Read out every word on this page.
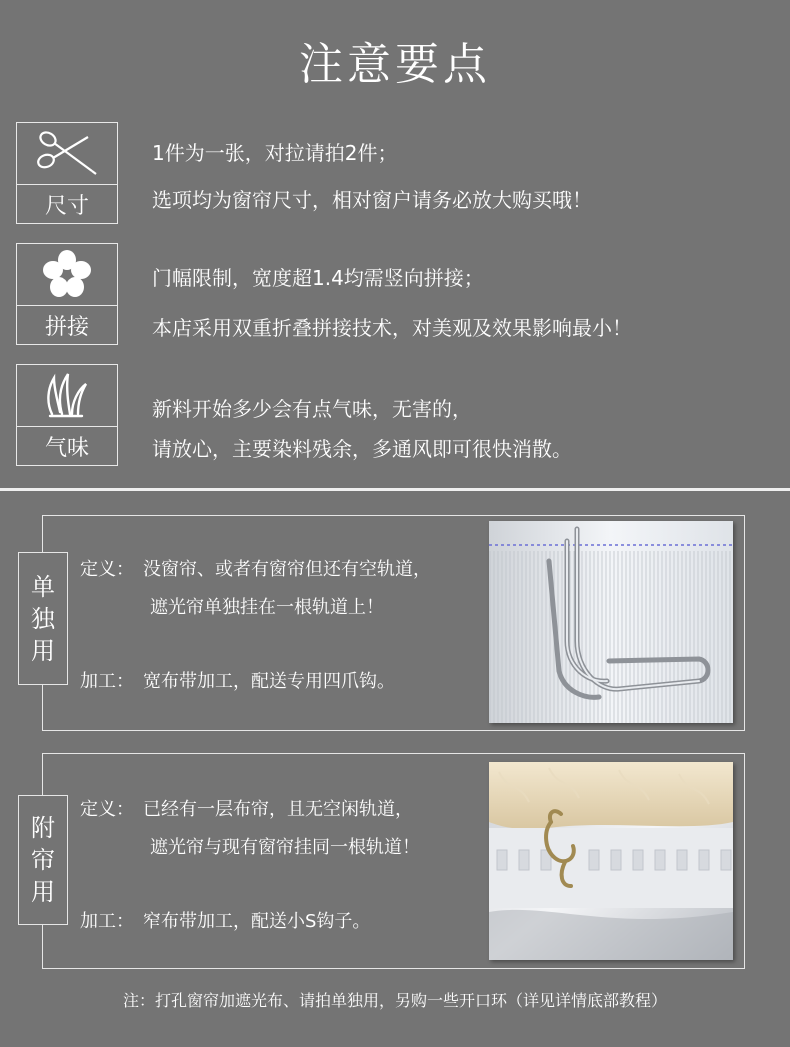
注意要点
尺寸
1件为一张，对拉请拍2件；
选项均为窗帘尺寸，相对窗户请务必放大购买哦！
拼接
门幅限制，宽度超1.4均需竖向拼接；
本店采用双重折叠拼接技术，对美观及效果影响最小！
气味
新料开始多少会有点气味，无害的，
请放心，主要染料残余，多通风即可很快消散。
单
独
用
定义： 没窗帘、或者有窗帘但还有空轨道，
遮光帘单独挂在一根轨道上！
加工： 宽布带加工，配送专用四爪钩。
附
帘
用
定义： 已经有一层布帘，且无空闲轨道，
遮光帘与现有窗帘挂同一根轨道！
加工： 窄布带加工，配送小S钩子。
注：打孔窗帘加遮光布、请拍单独用，另购一些开口环（详见详情底部教程）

◇ ◇ ◇ ◇

What the task asks =
Reproduce each entry precisely, dropping only the pictures.

Output of the exercise =
Read out every word on this page.
注意要点
尺寸
1件为一张，对拉请拍2件；
选项均为窗帘尺寸，相对窗户请务必放大购买哦！
拼接
门幅限制，宽度超1.4均需竖向拼接；
本店采用双重折叠拼接技术，对美观及效果影响最小！
气味
新料开始多少会有点气味，无害的，
请放心，主要染料残余，多通风即可很快消散。
单
独
用
定义： 没窗帘、或者有窗帘但还有空轨道，
遮光帘单独挂在一根轨道上！
加工： 宽布带加工，配送专用四爪钩。
附
帘
用
定义： 已经有一层布帘，且无空闲轨道，
遮光帘与现有窗帘挂同一根轨道！
加工： 窄布带加工，配送小S钩子。
注：打孔窗帘加遮光布、请拍单独用，另购一些开口环（详见详情底部教程）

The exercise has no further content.